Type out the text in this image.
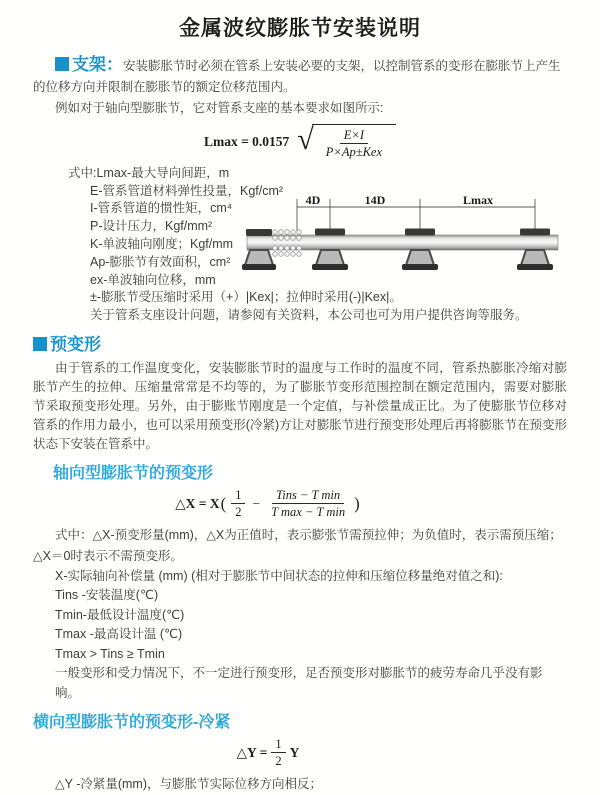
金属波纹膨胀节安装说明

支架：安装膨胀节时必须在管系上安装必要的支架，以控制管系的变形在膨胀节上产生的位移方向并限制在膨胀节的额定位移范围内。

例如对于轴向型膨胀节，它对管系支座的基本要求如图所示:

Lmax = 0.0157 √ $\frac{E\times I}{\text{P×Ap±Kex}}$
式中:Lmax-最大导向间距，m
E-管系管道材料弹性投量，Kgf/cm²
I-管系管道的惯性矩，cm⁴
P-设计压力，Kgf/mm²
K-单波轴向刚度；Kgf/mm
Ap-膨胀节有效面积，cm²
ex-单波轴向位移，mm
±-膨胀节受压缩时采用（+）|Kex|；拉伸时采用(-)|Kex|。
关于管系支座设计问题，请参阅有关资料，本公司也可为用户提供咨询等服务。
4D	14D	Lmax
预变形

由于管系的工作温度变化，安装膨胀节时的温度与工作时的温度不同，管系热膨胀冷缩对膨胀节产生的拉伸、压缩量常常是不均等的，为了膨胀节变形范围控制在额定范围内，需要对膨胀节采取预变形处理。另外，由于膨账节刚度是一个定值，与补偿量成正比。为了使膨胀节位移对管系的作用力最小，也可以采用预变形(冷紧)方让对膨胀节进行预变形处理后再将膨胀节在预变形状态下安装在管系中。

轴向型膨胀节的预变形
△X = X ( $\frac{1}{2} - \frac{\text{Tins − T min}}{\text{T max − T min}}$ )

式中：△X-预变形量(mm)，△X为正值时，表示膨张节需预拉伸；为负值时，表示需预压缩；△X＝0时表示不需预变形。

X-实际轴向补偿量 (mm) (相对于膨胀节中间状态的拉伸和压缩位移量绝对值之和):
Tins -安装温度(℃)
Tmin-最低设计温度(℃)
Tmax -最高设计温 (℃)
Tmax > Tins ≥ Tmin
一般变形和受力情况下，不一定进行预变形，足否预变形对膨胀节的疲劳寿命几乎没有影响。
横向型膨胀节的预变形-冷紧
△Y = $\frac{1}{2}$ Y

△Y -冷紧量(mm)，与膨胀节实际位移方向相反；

==

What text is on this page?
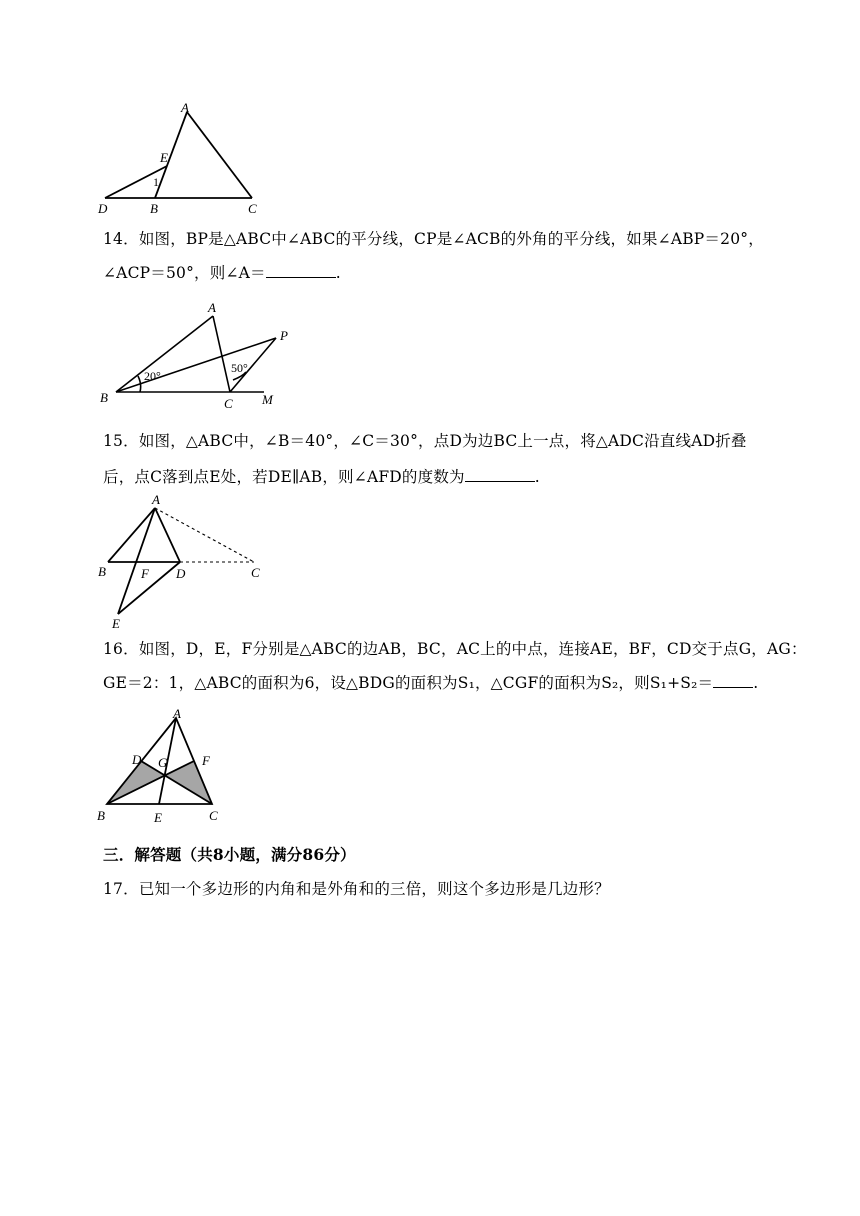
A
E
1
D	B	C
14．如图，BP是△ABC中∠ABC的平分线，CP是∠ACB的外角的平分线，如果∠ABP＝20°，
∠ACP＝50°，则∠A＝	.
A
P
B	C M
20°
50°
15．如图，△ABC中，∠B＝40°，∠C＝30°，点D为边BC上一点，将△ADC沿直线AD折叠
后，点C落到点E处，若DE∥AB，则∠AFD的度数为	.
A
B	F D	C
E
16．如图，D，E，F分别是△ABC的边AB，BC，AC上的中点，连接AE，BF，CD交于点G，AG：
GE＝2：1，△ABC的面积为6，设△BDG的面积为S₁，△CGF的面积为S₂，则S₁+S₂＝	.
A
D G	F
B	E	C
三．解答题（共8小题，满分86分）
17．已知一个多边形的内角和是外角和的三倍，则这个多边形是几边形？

▶ **STATED PROBLEM**: Check each line of the records for the word "Lmax" and extract those that contain it.

▶ **COMPLETE OUTPUT**:
Lmax = 0.0157 √ $\frac{E\times I}{\text{P×Ap±Kex}}$
式中:Lmax-最大导向间距，m
4D	14D	Lmax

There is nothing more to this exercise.